SUPPLIED TEXT below:

During the navigation process of the unmanned sailboat discussed in this paper, the surrounding airflow velocity is low, and the annual average air temperature at sea level in the country is approximately 15 °C. Under these conditions, the surrounding airflow velocity during navigation is low (Mach number Ma < 0.3), and the temperature is relatively low, allowing the air around the unmanned sailboat to be treated as an incompressible fluid. Given that changes in physical quantities such as air velocity, density, and temperature within the fluid domain over time are negligible, the flow can be considered steady [18]. Based on this assumption, this paper employs a steady-state flow model for computation, ensuring calculation accuracy while reducing computational effort and improving efficiency. To this end, the Reynolds-averaged Navier–Stokes (RANS) equation [19] is employed for analysis, and the continuity equation is combined with the Navier–Stokes equation [20] for fluid dynamics analysis.

$${\displaystyle \frac{\partial u_i}{\partial x_i}}=0$$

(8)

$${\displaystyle \frac{\partial u_i}{\partial t}}+\rho {\displaystyle \frac{\partial (u_i{u}_j)}{\partial x_i}}=-{\displaystyle \frac{\partial p}{\partial x_i}}+\rho {\displaystyle \frac{\partial }{\partial x_j}}[\mu ({\displaystyle \frac{\partial u_i}{\partial x_j}}+{\displaystyle \frac{\partial u_j}{\partial x_i}})]+\rho g_i$$

(9)

Here, $u_i$ represents the velocity component in the $x_i$ direction in the three-dimensional coordinate system, $u_j$ denotes the velocity component in the $x_j$ direction, $\rho$ is the fluid density, $p$ is the pressure, $\mu$ is the dynamic viscosity of the fluid, and $g_i$ is the mass force.

The SST k-ω model integrates the advantages of both the k-ε model and the k-ω model. The k-ω model is applied in the near-wall region, while the k-ε model is employed in the far-field region [21]. In scenarios involving a strong pressure gradient around the sail and more complex flow separation, the SST k-ω model can yield more accurate simulation results [22]. The transport equation for this model is as follows:

$${\displaystyle \frac{\partial \overline{\rho }k}{\partial t}}+{\displaystyle \frac{\partial }{\partial {\mathrm{x}}_j}}(\overline{\rho }{u}_{j}k)={\displaystyle \frac{\partial }{\partial x_j}}[(\mu +{\sigma }^{*}{\mu }_t){\displaystyle \frac{\partial k}{\partial x_j}}]+P_k-{\beta }^{*}\rho \omega k$$

(10)

End of SUPPLIED TEXT.

EXPLORE THE MATERIAL »
- 1) Please print the part of the sailboat airflow text starting at "Here, $u_i$ represents" and ending at "the mass force.", word for word.
- 2) According to the sailboat airflow text, in which region does the SST k-ω model apply the k-ε model?

RECORDS below:

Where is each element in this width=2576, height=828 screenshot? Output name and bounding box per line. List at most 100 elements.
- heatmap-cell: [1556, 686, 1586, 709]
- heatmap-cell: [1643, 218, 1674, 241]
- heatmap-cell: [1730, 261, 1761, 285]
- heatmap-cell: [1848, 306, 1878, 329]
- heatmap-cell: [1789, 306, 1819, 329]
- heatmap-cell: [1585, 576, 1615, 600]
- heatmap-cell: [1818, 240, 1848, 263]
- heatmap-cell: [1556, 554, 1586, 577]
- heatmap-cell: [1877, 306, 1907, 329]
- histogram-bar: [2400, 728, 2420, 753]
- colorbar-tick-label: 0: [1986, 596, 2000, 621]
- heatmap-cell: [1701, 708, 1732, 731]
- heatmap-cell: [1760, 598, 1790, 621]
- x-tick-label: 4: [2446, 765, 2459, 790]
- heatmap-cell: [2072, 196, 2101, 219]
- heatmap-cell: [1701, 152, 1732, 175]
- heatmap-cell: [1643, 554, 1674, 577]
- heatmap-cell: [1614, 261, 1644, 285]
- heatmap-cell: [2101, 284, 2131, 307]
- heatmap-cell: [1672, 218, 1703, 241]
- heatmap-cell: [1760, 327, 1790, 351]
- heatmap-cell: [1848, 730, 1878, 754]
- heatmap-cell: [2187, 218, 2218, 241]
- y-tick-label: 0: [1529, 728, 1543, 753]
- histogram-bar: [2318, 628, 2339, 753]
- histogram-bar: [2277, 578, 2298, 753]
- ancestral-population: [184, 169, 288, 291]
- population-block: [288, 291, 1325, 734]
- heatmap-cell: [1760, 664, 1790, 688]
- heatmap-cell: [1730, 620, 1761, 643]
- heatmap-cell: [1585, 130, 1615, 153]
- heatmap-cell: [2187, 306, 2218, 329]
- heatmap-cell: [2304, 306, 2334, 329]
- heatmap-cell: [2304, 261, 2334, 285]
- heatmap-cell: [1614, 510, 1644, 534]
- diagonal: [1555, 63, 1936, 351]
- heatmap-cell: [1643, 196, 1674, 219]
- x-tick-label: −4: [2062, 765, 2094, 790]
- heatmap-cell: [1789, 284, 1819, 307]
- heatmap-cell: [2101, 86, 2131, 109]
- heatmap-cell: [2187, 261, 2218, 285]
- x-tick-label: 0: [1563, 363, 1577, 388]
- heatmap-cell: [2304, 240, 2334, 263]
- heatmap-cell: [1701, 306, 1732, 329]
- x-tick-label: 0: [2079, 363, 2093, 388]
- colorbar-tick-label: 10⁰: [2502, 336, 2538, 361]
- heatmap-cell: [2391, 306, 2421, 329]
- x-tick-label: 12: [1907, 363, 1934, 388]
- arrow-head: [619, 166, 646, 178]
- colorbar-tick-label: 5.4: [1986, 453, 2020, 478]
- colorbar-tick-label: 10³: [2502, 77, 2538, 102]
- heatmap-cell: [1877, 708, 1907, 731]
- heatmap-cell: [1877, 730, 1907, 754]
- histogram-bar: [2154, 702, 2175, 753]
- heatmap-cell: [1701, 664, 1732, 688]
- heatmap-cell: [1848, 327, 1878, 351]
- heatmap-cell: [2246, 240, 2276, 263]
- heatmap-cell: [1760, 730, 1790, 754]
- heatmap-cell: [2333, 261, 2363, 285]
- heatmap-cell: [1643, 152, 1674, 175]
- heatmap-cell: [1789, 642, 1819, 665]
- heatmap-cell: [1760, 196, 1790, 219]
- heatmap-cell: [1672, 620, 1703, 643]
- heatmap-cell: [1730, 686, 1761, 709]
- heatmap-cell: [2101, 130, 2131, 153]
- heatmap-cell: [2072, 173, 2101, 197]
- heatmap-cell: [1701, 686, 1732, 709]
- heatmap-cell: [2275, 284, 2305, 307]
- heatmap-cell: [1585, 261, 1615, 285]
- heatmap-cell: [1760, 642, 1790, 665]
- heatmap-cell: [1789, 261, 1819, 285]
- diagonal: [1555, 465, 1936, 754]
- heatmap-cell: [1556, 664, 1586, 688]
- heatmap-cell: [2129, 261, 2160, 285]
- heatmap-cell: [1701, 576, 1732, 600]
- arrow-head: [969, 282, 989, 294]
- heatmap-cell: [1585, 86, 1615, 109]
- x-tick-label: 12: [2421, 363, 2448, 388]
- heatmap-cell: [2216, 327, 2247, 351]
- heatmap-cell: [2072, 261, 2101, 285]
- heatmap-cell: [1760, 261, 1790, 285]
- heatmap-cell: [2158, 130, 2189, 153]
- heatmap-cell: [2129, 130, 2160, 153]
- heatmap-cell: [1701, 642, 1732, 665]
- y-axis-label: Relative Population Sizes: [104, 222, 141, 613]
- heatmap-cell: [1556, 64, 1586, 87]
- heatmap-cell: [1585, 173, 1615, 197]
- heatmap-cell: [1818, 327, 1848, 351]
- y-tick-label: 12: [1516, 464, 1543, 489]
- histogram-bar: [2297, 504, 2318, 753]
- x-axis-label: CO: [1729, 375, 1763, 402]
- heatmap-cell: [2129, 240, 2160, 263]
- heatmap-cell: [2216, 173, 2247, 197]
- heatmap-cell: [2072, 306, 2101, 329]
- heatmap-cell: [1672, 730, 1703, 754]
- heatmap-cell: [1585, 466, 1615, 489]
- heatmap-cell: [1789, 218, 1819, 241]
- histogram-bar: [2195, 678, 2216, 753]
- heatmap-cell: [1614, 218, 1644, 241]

End of RECORDS.

SOLUTIONS FOR EACH TASK »
- 1)
Here, $u_i$ represents the velocity component in the $x_i$ direction in the three-dimensional coordinate system, $u_j$ denotes the velocity component in the $x_j$ direction, $\rho$ is the fluid density, $p$ is the pressure, $\mu$ is the dynamic viscosity of the fluid, and $g_i$ is the mass force.

- 2) The far-field region.